WRITTEN TASK: Read the records and gather each line that includes "Adjusts".

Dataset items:
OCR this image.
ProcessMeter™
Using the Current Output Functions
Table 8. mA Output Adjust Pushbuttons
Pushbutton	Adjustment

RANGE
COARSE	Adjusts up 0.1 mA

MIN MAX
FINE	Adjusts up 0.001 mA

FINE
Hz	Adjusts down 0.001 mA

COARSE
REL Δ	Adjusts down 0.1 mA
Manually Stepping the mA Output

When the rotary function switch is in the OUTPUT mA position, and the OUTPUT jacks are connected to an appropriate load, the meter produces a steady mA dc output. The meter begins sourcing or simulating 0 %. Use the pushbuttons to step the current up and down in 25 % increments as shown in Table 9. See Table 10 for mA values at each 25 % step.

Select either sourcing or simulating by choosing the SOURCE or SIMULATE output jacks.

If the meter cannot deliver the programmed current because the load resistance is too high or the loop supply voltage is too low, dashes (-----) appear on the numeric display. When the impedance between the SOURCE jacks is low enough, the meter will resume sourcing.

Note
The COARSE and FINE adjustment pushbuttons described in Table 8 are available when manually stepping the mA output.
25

WORKED ANSWER:
COARSE	Adjusts up 0.1 mA
FINE	Adjusts up 0.001 mA
Hz	Adjusts down 0.001 mA
REL Δ	Adjusts down 0.1 mA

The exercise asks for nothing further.